### SUPPLIED DATA
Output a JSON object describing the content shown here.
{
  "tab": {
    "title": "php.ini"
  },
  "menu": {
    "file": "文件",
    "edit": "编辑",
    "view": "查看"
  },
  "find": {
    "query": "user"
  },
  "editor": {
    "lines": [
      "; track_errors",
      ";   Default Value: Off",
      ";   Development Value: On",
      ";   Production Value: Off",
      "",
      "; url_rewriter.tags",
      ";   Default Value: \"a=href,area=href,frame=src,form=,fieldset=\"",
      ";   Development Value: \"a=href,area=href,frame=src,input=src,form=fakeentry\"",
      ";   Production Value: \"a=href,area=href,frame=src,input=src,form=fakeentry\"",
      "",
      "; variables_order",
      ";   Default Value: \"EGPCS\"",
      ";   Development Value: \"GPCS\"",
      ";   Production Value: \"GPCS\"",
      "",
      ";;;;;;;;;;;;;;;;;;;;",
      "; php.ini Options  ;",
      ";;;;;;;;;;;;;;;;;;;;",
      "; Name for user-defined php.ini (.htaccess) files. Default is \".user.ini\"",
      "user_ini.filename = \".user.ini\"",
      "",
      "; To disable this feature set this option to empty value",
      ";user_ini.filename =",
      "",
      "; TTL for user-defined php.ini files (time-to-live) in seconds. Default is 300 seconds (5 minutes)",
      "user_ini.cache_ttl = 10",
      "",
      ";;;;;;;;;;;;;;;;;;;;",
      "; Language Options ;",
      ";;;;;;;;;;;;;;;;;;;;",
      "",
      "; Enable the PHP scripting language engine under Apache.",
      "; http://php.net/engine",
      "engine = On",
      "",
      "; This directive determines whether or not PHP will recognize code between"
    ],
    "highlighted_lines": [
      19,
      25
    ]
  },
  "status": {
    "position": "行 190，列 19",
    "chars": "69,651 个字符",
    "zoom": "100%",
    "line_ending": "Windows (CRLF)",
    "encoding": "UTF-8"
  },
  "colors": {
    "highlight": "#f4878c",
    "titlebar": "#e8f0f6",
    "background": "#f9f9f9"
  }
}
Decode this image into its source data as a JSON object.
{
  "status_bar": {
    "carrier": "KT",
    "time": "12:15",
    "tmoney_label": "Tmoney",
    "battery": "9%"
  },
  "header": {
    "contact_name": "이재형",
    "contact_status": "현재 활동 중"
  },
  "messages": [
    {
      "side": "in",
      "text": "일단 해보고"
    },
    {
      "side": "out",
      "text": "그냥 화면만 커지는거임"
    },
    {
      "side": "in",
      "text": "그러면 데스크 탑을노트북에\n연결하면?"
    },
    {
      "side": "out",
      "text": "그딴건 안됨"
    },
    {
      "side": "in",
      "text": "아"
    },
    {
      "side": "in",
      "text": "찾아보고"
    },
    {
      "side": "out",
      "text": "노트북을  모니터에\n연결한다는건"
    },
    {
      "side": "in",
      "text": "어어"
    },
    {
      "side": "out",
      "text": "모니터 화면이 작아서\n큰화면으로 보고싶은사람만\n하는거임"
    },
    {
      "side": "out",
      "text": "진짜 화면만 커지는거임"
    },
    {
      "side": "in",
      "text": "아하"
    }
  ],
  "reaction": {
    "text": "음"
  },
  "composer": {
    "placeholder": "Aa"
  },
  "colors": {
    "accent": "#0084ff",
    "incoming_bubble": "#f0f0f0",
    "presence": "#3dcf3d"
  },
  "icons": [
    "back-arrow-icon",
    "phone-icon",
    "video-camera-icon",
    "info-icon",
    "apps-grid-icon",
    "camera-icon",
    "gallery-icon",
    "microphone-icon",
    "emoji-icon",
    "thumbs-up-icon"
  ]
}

### TASK
Copy every line of the records above that holds the word "engine".

### CORRECT RESULT
      "; Enable the PHP scripting language engine under Apache.",
      "; http://php.net/engine",
      "engine = On",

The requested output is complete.